你的任务: 请根据下方摘录回答：创建持续视图 v_ttl 时，ttl 被设为什么值？

#### 摘录

很好用的TTL功能(per-row time-to-live )
pipeline=# CREATE CONTINUOUS VIEW v_ttl WITH (ttl = '10 minute', ttl_column = 'minute') AS
pipeline-# SELECT minute(arrival_timestamp), COUNT(*) FROM my_sliding_stream GROUP BY minute;
CREATE CONTINUOUS VIEW
pipeline=# insert into my_sliding_stream values(now());
INSERT 0 1
pipeline=# insert into my_sliding_stream values(now());
INSERT 0 1
pipeline=# insert into my_sliding_stream values(now());
INSERT 0 1
pipeline=# select * from v_ttl;
minute | count
------------------------+-------
2017-05-15 13:48:00+08 | 3
(1 row)
pipeline=# select now();
now
------------------------------
2017-05-15 13:49:07.11884+08
(1 row)
pipeline=# insert into my_sliding_stream values(now());
INSERT 0 1
pipeline=# select * from v_ttl;
minute | count
------------------------+-------
2017-05-15 13:48:00+08 | 3
2017-05-15 13:49:00+08 | 1
(2 rows)
pipeline=# select now();
now
-------------------------------
2017-05-15 13:50:05.236968+08
(1 row)
pipeline=# insert into my_sliding_stream values(now());
INSERT 0 1
pipeline=# select * from v_ttl;
minute | count
------------------------+-------
2017-05-15 13:48:00+08 | 3
2017-05-15 13:49:00+08 | 1
2017-05-15 13:50:00+08 | 1
(3 rows)
pipeline=# insert into my_sliding_stream values(now());
INSERT 0 1
pipeline=# select * from v_ttl;
minute | count
------------------------+-------
2017-05-15 13:48:00+08 | 3
2017-05-15 13:49:00+08 | 1
2017-05-15 13:50:00+08 | 2
(3 rows)
pipeline=#
讲讲TRANSFORM
pipeline=# create stream str1(x bigint,y text,z timestamp);
CREATE STREAM
pipeline=# create stream str2(x bigint,y text,z timestamp);
CREATE STREAM
创建对应的CV
pipeline=# create continuous view cv_1 as select x,y,z from str1;
CREATE CONTINUOUS VIEW
pipeline=# create continuous view cv_2 as select x,y,z from str2;
CREATE CONTINUOUS VIEW
创建TRANSFORM
pipeline=# create continuous transform tran_1 as select x,y,z from str1 then execute procedure pipeline_stream_insert('str2');
CREATE CONTINUOUS TRANSFORM
pipeline=# insert into str1(x,y,z) values(1,'Hi,I from str1 msg',now());
INSERT 0 1
pipeline=# select * from cv_1;
x | y | z
---+--------------------+----------------------------
1 | Hi,I from str1 msg | 2017-05-15 13:56:22.760362
(1 row)
pipeline=# select * from cv_2;
x | y | z
---+--------------------+----------------------------
1 | Hi,I from str1 msg | 2017-05-15 13:56:22.760362
(1 row)

########
#### 提供的数据

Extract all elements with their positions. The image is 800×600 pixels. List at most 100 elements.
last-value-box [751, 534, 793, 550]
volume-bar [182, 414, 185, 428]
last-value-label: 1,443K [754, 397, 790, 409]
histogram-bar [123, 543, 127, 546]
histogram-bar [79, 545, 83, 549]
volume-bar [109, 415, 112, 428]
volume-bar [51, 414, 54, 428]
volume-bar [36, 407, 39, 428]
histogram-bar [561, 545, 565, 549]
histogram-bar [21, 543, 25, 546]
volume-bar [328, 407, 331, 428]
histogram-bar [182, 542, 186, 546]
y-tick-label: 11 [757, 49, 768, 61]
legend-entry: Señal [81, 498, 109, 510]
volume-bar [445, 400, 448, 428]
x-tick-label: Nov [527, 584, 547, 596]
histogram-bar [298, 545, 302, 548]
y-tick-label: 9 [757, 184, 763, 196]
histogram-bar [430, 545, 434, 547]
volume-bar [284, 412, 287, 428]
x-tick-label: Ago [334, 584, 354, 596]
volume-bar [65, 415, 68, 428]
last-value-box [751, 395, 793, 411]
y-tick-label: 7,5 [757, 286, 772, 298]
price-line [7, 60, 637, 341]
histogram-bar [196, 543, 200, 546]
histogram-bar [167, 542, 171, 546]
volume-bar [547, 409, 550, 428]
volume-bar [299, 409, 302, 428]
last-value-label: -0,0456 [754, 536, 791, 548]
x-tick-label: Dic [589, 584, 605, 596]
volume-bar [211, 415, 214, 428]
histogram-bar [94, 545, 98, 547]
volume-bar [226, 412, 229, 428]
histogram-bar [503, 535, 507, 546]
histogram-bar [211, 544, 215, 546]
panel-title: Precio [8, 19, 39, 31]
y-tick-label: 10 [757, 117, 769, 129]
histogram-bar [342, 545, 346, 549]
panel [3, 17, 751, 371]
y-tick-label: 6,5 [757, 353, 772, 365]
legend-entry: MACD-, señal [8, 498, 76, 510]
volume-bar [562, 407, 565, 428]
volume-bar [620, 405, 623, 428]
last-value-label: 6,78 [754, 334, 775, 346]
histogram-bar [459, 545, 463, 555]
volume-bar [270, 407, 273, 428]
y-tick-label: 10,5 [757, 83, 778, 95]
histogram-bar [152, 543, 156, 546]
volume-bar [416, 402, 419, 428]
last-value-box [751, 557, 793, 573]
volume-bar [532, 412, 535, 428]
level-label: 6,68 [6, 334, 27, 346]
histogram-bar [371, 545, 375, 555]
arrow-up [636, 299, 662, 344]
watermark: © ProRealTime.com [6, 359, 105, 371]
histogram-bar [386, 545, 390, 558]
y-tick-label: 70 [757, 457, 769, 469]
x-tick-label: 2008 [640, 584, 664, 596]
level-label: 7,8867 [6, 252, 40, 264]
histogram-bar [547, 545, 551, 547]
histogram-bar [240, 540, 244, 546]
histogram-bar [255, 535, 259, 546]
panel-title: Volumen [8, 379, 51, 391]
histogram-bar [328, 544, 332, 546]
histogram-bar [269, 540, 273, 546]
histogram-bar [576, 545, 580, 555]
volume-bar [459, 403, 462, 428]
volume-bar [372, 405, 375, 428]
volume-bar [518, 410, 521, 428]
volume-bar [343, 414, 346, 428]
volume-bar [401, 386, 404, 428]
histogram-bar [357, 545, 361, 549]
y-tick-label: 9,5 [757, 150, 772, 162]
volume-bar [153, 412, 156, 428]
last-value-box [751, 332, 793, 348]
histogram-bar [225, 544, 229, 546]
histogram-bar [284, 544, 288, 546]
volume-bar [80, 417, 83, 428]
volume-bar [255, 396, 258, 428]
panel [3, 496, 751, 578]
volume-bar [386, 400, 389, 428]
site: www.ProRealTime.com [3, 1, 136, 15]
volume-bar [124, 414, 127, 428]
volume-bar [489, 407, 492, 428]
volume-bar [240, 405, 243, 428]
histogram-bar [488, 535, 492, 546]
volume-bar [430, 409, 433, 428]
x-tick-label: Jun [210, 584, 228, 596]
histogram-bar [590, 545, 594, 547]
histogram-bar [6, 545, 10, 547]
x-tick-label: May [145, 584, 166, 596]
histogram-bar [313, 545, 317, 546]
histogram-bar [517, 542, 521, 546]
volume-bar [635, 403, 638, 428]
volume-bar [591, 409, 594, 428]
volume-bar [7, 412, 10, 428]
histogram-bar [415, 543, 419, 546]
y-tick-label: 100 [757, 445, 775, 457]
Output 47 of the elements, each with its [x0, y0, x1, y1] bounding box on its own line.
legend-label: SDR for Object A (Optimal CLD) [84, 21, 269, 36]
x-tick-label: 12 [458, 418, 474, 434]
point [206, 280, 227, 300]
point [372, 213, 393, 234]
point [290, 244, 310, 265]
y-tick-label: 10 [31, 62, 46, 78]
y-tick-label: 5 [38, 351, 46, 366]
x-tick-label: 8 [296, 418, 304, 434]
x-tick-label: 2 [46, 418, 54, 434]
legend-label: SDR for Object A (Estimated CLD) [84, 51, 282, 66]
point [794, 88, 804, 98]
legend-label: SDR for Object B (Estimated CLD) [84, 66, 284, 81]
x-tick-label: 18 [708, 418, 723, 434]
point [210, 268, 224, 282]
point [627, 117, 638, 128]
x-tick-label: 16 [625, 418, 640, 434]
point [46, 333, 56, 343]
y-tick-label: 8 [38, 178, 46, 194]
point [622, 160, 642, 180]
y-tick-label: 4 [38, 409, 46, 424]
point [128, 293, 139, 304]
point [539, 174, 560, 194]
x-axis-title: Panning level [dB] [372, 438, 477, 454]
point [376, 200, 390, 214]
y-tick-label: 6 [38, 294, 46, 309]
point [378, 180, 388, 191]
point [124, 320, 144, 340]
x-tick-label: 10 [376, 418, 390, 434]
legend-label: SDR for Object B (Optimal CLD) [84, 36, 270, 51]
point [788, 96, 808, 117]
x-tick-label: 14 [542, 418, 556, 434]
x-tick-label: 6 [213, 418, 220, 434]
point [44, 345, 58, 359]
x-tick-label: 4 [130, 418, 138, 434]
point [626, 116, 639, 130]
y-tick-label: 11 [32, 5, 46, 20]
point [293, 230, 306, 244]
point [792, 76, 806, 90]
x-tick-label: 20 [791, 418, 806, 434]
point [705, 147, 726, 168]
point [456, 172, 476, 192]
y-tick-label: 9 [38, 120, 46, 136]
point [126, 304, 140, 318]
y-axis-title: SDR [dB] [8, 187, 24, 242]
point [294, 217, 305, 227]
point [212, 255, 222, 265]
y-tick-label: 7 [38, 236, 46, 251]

########

本题输出: '10 minute'（10分钟）